**WHAT THIS TASK INVOLVES**
Copy each line that has the string "interference" somewhere in it.

[Collected data]

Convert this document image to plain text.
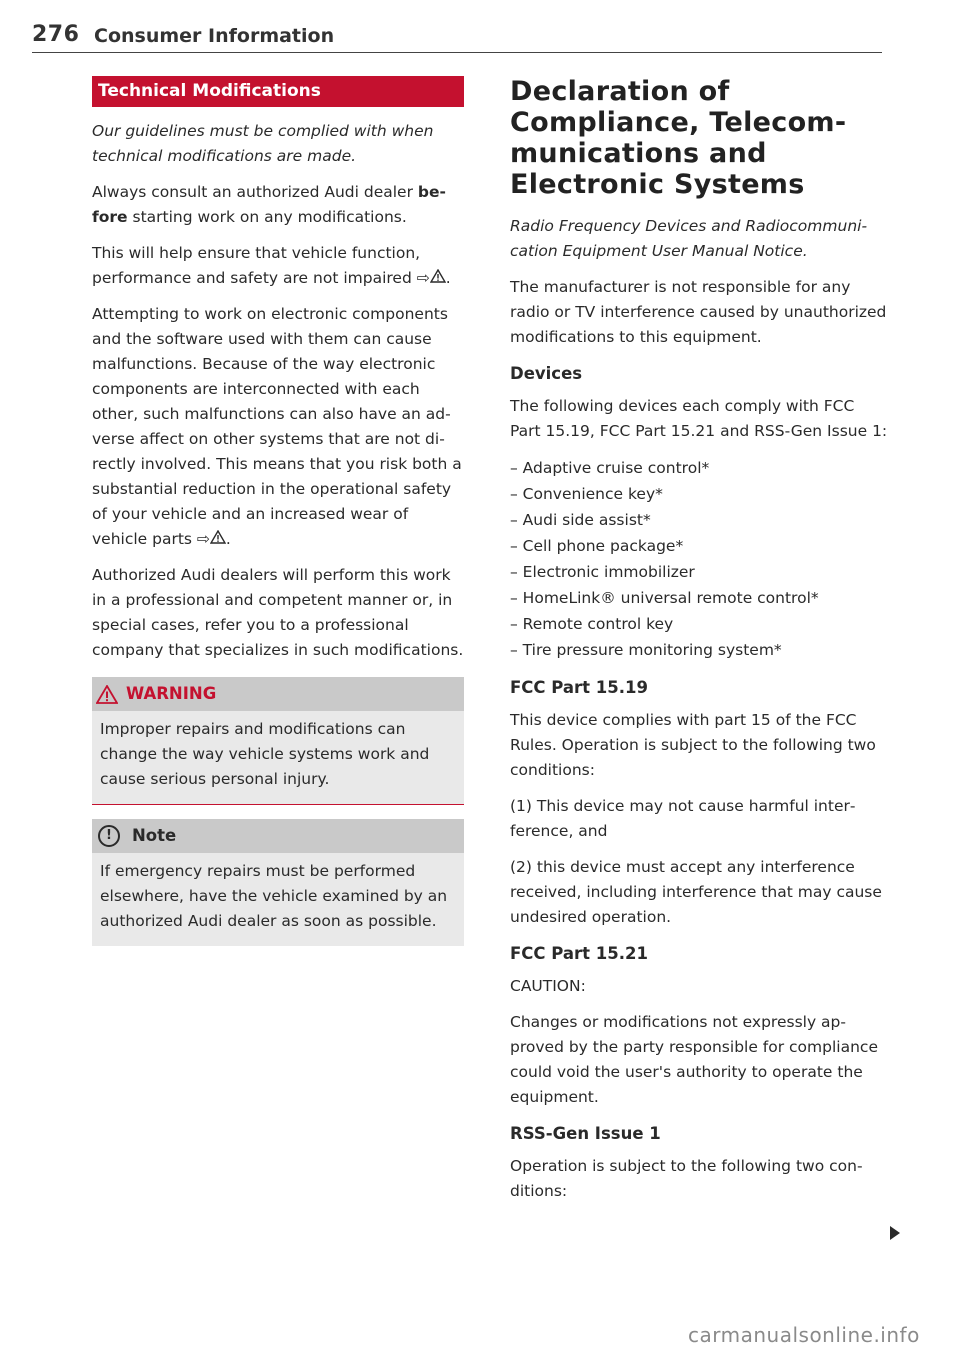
276 Consumer Information
Technical Modifications

Our guidelines must be complied with when technical modifications are made.

Always consult an authorized Audi dealer before starting work on any modifications.

This will help ensure that vehicle function, performance and safety are not impaired ⇨ .

Attempting to work on electronic components and the software used with them can cause malfunctions. Because of the way electronic components are interconnected with each other, such malfunctions can also have an adverse affect on other systems that are not directly involved. This means that you risk both a substantial reduction in the operational safety of your vehicle and an increased wear of vehicle parts ⇨ .

Authorized Audi dealers will perform this work in a professional and competent manner or, in special cases, refer you to a professional company that specializes in such modifications.

WARNING
Improper repairs and modifications can change the way vehicle systems work and cause serious personal injury.
!	Note
If emergency repairs must be performed elsewhere, have the vehicle examined by an authorized Audi dealer as soon as possible.
Declaration of Compliance, Telecommunications and Electronic Systems

Radio Frequency Devices and Radiocommunication Equipment User Manual Notice.

The manufacturer is not responsible for any radio or TV interference caused by unauthorized modifications to this equipment.

Devices

The following devices each comply with FCC Part 15.19, FCC Part 15.21 and RSS-Gen Issue 1:

– Adaptive cruise control*
– Convenience key*
– Audi side assist*
– Cell phone package*
– Electronic immobilizer
– HomeLink® universal remote control*
– Remote control key
– Tire pressure monitoring system*
FCC Part 15.19

This device complies with part 15 of the FCC Rules. Operation is subject to the following two conditions:

(1) This device may not cause harmful interference, and

(2) this device must accept any interference received, including interference that may cause undesired operation.

FCC Part 15.21

CAUTION:

Changes or modifications not expressly approved by the party responsible for compliance could void the user's authority to operate the equipment.

RSS-Gen Issue 1

Operation is subject to the following two conditions:

carmanualsonline.info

**RESULT OF THIS EXERCISE**
The manufacturer is not responsible for any radio or TV interference caused by unauthorized modifications to this equipment.
(1) This device may not cause harmful interference, and
(2) this device must accept any interference received, including interference that may cause undesired operation.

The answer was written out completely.